>> begin
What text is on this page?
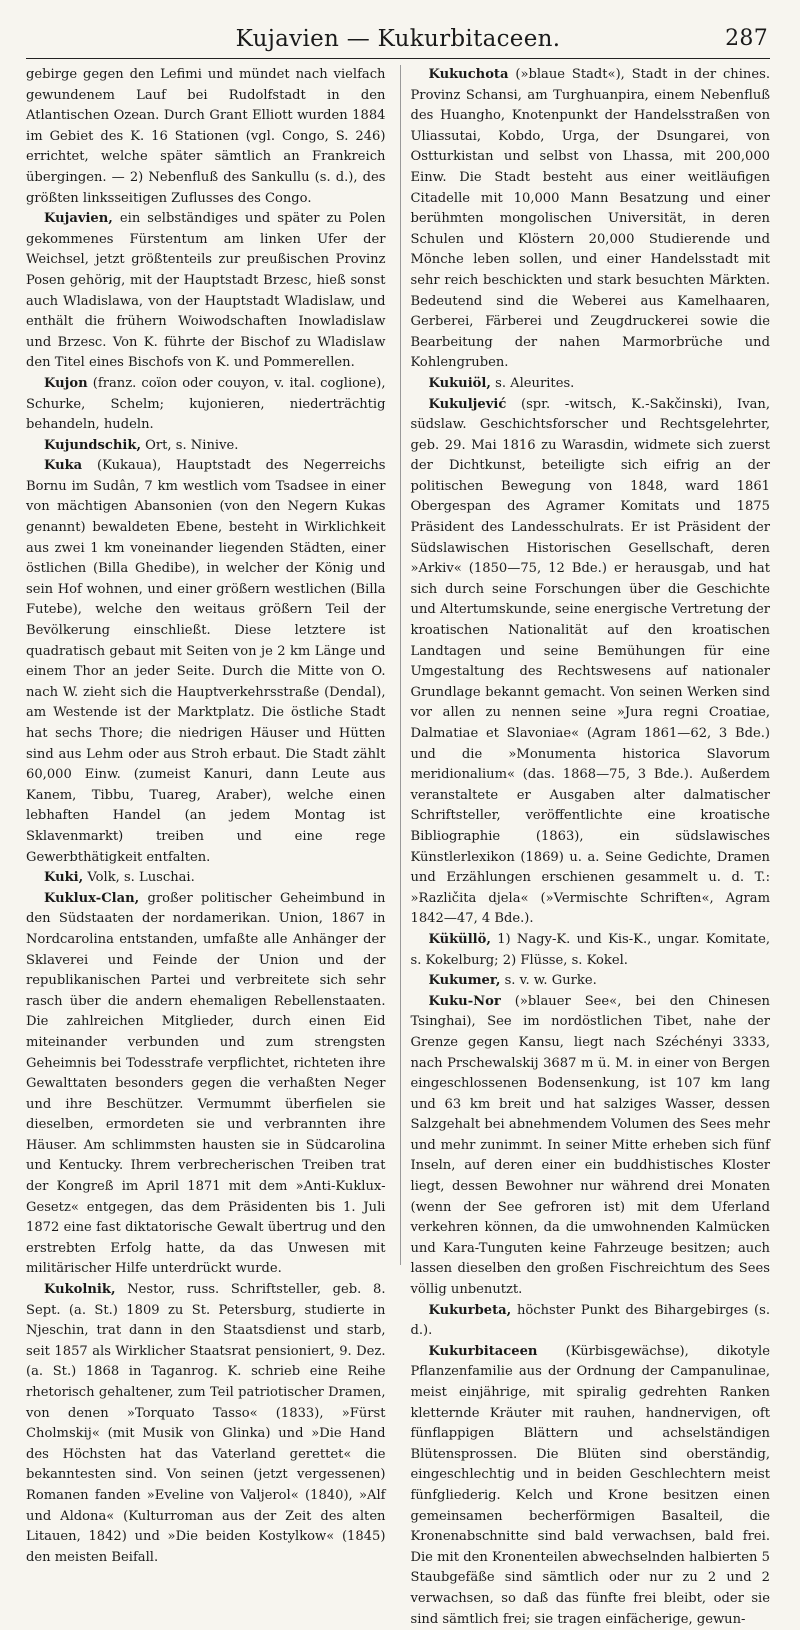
Kujavien — Kukurbitaceen.	287

gebirge gegen den Lefimi und mündet nach vielfach gewundenem Lauf bei Rudolfstadt in den Atlantischen Ozean. Durch Grant Elliott wurden 1884 im Gebiet des K. 16 Stationen (vgl. Congo, S. 246) errichtet, welche später sämtlich an Frankreich übergingen. — 2) Nebenfluß des Sankullu (s. d.), des größten linksseitigen Zuflusses des Congo.

Kujavien, ein selbständiges und später zu Polen gekommenes Fürstentum am linken Ufer der Weichsel, jetzt größtenteils zur preußischen Provinz Posen gehörig, mit der Hauptstadt Brzesc, hieß sonst auch Wladislawa, von der Hauptstadt Wladislaw, und enthält die frühern Woiwodschaften Inowladislaw und Brzesc. Von K. führte der Bischof zu Wladislaw den Titel eines Bischofs von K. und Pommerellen.

Kujon (franz. coïon oder couyon, v. ital. coglione), Schurke, Schelm; kujonieren, niederträchtig behandeln, hudeln.

Kujundschik, Ort, s. Ninive.

Kuka (Kukaua), Hauptstadt des Negerreichs Bornu im Sudân, 7 km westlich vom Tsadsee in einer von mächtigen Abansonien (von den Negern Kukas genannt) bewaldeten Ebene, besteht in Wirklichkeit aus zwei 1 km voneinander liegenden Städten, einer östlichen (Billa Ghedibe), in welcher der König und sein Hof wohnen, und einer größern westlichen (Billa Futebe), welche den weitaus größern Teil der Bevölkerung einschließt. Diese letztere ist quadratisch gebaut mit Seiten von je 2 km Länge und einem Thor an jeder Seite. Durch die Mitte von O. nach W. zieht sich die Hauptverkehrsstraße (Dendal), am Westende ist der Marktplatz. Die östliche Stadt hat sechs Thore; die niedrigen Häuser und Hütten sind aus Lehm oder aus Stroh erbaut. Die Stadt zählt 60,000 Einw. (zumeist Kanuri, dann Leute aus Kanem, Tibbu, Tuareg, Araber), welche einen lebhaften Handel (an jedem Montag ist Sklavenmarkt) treiben und eine rege Gewerbthätigkeit entfalten.

Kuki, Volk, s. Luschai.

Kuklux-Clan, großer politischer Geheimbund in den Südstaaten der nordamerikan. Union, 1867 in Nordcarolina entstanden, umfaßte alle Anhänger der Sklaverei und Feinde der Union und der republikanischen Partei und verbreitete sich sehr rasch über die andern ehemaligen Rebellenstaaten. Die zahlreichen Mitglieder, durch einen Eid miteinander verbunden und zum strengsten Geheimnis bei Todesstrafe verpflichtet, richteten ihre Gewalttaten besonders gegen die verhaßten Neger und ihre Beschützer. Vermummt überfielen sie dieselben, ermordeten sie und verbrannten ihre Häuser. Am schlimmsten hausten sie in Südcarolina und Kentucky. Ihrem verbrecherischen Treiben trat der Kongreß im April 1871 mit dem »Anti-Kuklux-Gesetz« entgegen, das dem Präsidenten bis 1. Juli 1872 eine fast diktatorische Gewalt übertrug und den erstrebten Erfolg hatte, da das Unwesen mit militärischer Hilfe unterdrückt wurde.

Kukolnik, Nestor, russ. Schriftsteller, geb. 8. Sept. (a. St.) 1809 zu St. Petersburg, studierte in Njeschin, trat dann in den Staatsdienst und starb, seit 1857 als Wirklicher Staatsrat pensioniert, 9. Dez. (a. St.) 1868 in Taganrog. K. schrieb eine Reihe rhetorisch gehaltener, zum Teil patriotischer Dramen, von denen »Torquato Tasso« (1833), »Fürst Cholmskij« (mit Musik von Glinka) und »Die Hand des Höchsten hat das Vaterland gerettet« die bekanntesten sind. Von seinen (jetzt vergessenen) Romanen fanden »Eveline von Valjerol« (1840), »Alf und Aldona« (Kulturroman aus der Zeit des alten Litauen, 1842) und »Die beiden Kostylkow« (1845) den meisten Beifall.

Kukuchota (»blaue Stadt«), Stadt in der chines. Provinz Schansi, am Turghuanpira, einem Nebenfluß des Huangho, Knotenpunkt der Handelsstraßen von Uliassutai, Kobdo, Urga, der Dsungarei, von Ostturkistan und selbst von Lhassa, mit 200,000 Einw. Die Stadt besteht aus einer weitläufigen Citadelle mit 10,000 Mann Besatzung und einer berühmten mongolischen Universität, in deren Schulen und Klöstern 20,000 Studierende und Mönche leben sollen, und einer Handelsstadt mit sehr reich beschickten und stark besuchten Märkten. Bedeutend sind die Weberei aus Kamelhaaren, Gerberei, Färberei und Zeugdruckerei sowie die Bearbeitung der nahen Marmorbrüche und Kohlengruben.

Kukuiöl, s. Aleurites.

Kukuljević (spr. -witsch, K.-Sakčinski), Ivan, südslaw. Geschichtsforscher und Rechtsgelehrter, geb. 29. Mai 1816 zu Warasdin, widmete sich zuerst der Dichtkunst, beteiligte sich eifrig an der politischen Bewegung von 1848, ward 1861 Obergespan des Agramer Komitats und 1875 Präsident des Landesschulrats. Er ist Präsident der Südslawischen Historischen Gesellschaft, deren »Arkiv« (1850—75, 12 Bde.) er herausgab, und hat sich durch seine Forschungen über die Geschichte und Altertumskunde, seine energische Vertretung der kroatischen Nationalität auf den kroatischen Landtagen und seine Bemühungen für eine Umgestaltung des Rechtswesens auf nationaler Grundlage bekannt gemacht. Von seinen Werken sind vor allen zu nennen seine »Jura regni Croatiae, Dalmatiae et Slavoniae« (Agram 1861—62, 3 Bde.) und die »Monumenta historica Slavorum meridionalium« (das. 1868—75, 3 Bde.). Außerdem veranstaltete er Ausgaben alter dalmatischer Schriftsteller, veröffentlichte eine kroatische Bibliographie (1863), ein südslawisches Künstlerlexikon (1869) u. a. Seine Gedichte, Dramen und Erzählungen erschienen gesammelt u. d. T.: »Različita djela« (»Vermischte Schriften«, Agram 1842—47, 4 Bde.).

Küküllö, 1) Nagy-K. und Kis-K., ungar. Komitate, s. Kokelburg; 2) Flüsse, s. Kokel.

Kukumer, s. v. w. Gurke.

Kuku-Nor (»blauer See«, bei den Chinesen Tsinghai), See im nordöstlichen Tibet, nahe der Grenze gegen Kansu, liegt nach Széchényi 3333, nach Prschewalskij 3687 m ü. M. in einer von Bergen eingeschlossenen Bodensenkung, ist 107 km lang und 63 km breit und hat salziges Wasser, dessen Salzgehalt bei abnehmendem Volumen des Sees mehr und mehr zunimmt. In seiner Mitte erheben sich fünf Inseln, auf deren einer ein buddhistisches Kloster liegt, dessen Bewohner nur während drei Monaten (wenn der See gefroren ist) mit dem Uferland verkehren können, da die umwohnenden Kalmücken und Kara-Tunguten keine Fahrzeuge besitzen; auch lassen dieselben den großen Fischreichtum des Sees völlig unbenutzt.

Kukurbeta, höchster Punkt des Bihargebirges (s. d.).

Kukurbitaceen (Kürbisgewächse), dikotyle Pflanzenfamilie aus der Ordnung der Campanulinae, meist einjährige, mit spiralig gedrehten Ranken kletternde Kräuter mit rauhen, handnervigen, oft fünflappigen Blättern und achselständigen Blütensprossen. Die Blüten sind oberständig, eingeschlechtig und in beiden Geschlechtern meist fünfgliederig. Kelch und Krone besitzen einen gemeinsamen becherförmigen Basalteil, die Kronenabschnitte sind bald verwachsen, bald frei. Die mit den Kronenteilen abwechselnden halbierten 5 Staubgefäße sind sämtlich oder nur zu 2 und 2 verwachsen, so daß das fünfte frei bleibt, oder sie sind sämtlich frei; sie tragen einfächerige, gewun-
>> end
The request>
Copy every line of the material in which the word "Kujavien" occurs.

Correct output>
Kujavien — Kukurbitaceen.	287
Kujavien, ein selbständiges und später zu Polen gekommenes Fürstentum am linken Ufer der Weichsel, jetzt größtenteils zur preußischen Provinz Posen gehörig, mit der Hauptstadt Brzesc, hieß sonst auch Wladislawa, von der Hauptstadt Wladislaw, und enthält die frühern Woiwodschaften Inowladislaw und Brzesc. Von K. führte der Bischof zu Wladislaw den Titel eines Bischofs von K. und Pommerellen.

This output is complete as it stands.